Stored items
╔══

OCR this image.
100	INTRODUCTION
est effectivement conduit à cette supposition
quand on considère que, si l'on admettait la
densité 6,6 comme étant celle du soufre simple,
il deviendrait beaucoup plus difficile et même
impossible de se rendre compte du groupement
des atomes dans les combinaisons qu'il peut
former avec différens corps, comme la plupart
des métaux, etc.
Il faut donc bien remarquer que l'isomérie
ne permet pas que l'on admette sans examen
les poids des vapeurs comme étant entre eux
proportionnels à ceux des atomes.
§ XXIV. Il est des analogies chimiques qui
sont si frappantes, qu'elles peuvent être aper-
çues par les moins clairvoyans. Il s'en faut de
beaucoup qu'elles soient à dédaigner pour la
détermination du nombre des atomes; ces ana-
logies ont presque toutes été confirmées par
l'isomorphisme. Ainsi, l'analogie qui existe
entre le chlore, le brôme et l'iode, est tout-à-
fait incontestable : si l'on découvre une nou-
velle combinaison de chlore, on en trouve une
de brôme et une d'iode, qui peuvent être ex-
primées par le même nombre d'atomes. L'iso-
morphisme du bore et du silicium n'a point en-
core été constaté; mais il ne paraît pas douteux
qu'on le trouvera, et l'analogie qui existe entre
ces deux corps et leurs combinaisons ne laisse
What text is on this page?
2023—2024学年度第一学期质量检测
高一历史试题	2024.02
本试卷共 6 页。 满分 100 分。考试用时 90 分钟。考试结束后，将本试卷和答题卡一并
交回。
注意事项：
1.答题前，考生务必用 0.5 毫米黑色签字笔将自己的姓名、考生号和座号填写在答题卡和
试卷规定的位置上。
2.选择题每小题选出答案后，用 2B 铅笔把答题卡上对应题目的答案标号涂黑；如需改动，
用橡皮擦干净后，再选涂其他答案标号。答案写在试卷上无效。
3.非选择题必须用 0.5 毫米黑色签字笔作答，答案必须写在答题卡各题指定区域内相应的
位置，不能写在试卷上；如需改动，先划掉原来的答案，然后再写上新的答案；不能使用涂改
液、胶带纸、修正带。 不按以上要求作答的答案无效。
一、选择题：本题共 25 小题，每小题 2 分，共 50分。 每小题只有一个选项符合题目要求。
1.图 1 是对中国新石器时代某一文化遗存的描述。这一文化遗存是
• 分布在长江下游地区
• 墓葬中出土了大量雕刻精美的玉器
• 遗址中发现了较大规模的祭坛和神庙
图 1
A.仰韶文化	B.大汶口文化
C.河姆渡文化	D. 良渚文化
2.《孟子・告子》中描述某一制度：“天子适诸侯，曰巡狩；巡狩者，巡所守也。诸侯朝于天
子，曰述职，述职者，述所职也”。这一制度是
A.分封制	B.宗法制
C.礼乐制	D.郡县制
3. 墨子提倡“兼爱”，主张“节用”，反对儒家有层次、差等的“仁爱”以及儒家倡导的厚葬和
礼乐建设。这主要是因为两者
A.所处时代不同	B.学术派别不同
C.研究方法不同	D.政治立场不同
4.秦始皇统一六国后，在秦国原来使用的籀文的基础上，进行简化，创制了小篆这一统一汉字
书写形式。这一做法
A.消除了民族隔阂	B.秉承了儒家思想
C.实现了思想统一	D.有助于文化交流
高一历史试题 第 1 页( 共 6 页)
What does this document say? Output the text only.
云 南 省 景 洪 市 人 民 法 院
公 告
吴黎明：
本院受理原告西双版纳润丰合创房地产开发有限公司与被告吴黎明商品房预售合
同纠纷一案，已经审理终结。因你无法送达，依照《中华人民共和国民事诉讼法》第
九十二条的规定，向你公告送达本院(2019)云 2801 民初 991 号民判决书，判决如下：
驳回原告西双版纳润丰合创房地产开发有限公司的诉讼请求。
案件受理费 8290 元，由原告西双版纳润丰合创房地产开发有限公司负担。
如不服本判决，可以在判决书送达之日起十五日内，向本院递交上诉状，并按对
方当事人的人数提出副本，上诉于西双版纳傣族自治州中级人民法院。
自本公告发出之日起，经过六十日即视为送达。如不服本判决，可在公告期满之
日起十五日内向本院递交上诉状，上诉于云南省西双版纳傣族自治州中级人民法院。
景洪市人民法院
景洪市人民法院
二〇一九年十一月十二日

╚══

Output the listing above word for word.

OCR this image.
100	INTRODUCTION
est effectivement conduit à cette supposition
quand on considère que, si l'on admettait la
densité 6,6 comme étant celle du soufre simple,
il deviendrait beaucoup plus difficile et même
impossible de se rendre compte du groupement
des atomes dans les combinaisons qu'il peut
former avec différens corps, comme la plupart
des métaux, etc.
Il faut donc bien remarquer que l'isomérie
ne permet pas que l'on admette sans examen
les poids des vapeurs comme étant entre eux
proportionnels à ceux des atomes.
§ XXIV. Il est des analogies chimiques qui
sont si frappantes, qu'elles peuvent être aper-
çues par les moins clairvoyans. Il s'en faut de
beaucoup qu'elles soient à dédaigner pour la
détermination du nombre des atomes; ces ana-
logies ont presque toutes été confirmées par
l'isomorphisme. Ainsi, l'analogie qui existe
entre le chlore, le brôme et l'iode, est tout-à-
fait incontestable : si l'on découvre une nou-
velle combinaison de chlore, on en trouve une
de brôme et une d'iode, qui peuvent être ex-
primées par le même nombre d'atomes. L'iso-
morphisme du bore et du silicium n'a point en-
core été constaté; mais il ne paraît pas douteux
qu'on le trouvera, et l'analogie qui existe entre
ces deux corps et leurs combinaisons ne laisse
What text is on this page?
2023—2024学年度第一学期质量检测
高一历史试题	2024.02
本试卷共 6 页。 满分 100 分。考试用时 90 分钟。考试结束后，将本试卷和答题卡一并
交回。
注意事项：
1.答题前，考生务必用 0.5 毫米黑色签字笔将自己的姓名、考生号和座号填写在答题卡和
试卷规定的位置上。
2.选择题每小题选出答案后，用 2B 铅笔把答题卡上对应题目的答案标号涂黑；如需改动，
用橡皮擦干净后，再选涂其他答案标号。答案写在试卷上无效。
3.非选择题必须用 0.5 毫米黑色签字笔作答，答案必须写在答题卡各题指定区域内相应的
位置，不能写在试卷上；如需改动，先划掉原来的答案，然后再写上新的答案；不能使用涂改
液、胶带纸、修正带。 不按以上要求作答的答案无效。
一、选择题：本题共 25 小题，每小题 2 分，共 50分。 每小题只有一个选项符合题目要求。
1.图 1 是对中国新石器时代某一文化遗存的描述。这一文化遗存是
• 分布在长江下游地区
• 墓葬中出土了大量雕刻精美的玉器
• 遗址中发现了较大规模的祭坛和神庙
图 1
A.仰韶文化	B.大汶口文化
C.河姆渡文化	D. 良渚文化
2.《孟子・告子》中描述某一制度：“天子适诸侯，曰巡狩；巡狩者，巡所守也。诸侯朝于天
子，曰述职，述职者，述所职也”。这一制度是
A.分封制	B.宗法制
C.礼乐制	D.郡县制
3. 墨子提倡“兼爱”，主张“节用”，反对儒家有层次、差等的“仁爱”以及儒家倡导的厚葬和
礼乐建设。这主要是因为两者
A.所处时代不同	B.学术派别不同
C.研究方法不同	D.政治立场不同
4.秦始皇统一六国后，在秦国原来使用的籀文的基础上，进行简化，创制了小篆这一统一汉字
书写形式。这一做法
A.消除了民族隔阂	B.秉承了儒家思想
C.实现了思想统一	D.有助于文化交流
高一历史试题 第 1 页( 共 6 页)
What does this document say? Output the text only.
云 南 省 景 洪 市 人 民 法 院
公 告
吴黎明：
本院受理原告西双版纳润丰合创房地产开发有限公司与被告吴黎明商品房预售合
同纠纷一案，已经审理终结。因你无法送达，依照《中华人民共和国民事诉讼法》第
九十二条的规定，向你公告送达本院(2019)云 2801 民初 991 号民判决书，判决如下：
驳回原告西双版纳润丰合创房地产开发有限公司的诉讼请求。
案件受理费 8290 元，由原告西双版纳润丰合创房地产开发有限公司负担。
如不服本判决，可以在判决书送达之日起十五日内，向本院递交上诉状，并按对
方当事人的人数提出副本，上诉于西双版纳傣族自治州中级人民法院。
自本公告发出之日起，经过六十日即视为送达。如不服本判决，可在公告期满之
日起十五日内向本院递交上诉状，上诉于云南省西双版纳傣族自治州中级人民法院。
景洪市人民法院
景洪市人民法院
二〇一九年十一月十二日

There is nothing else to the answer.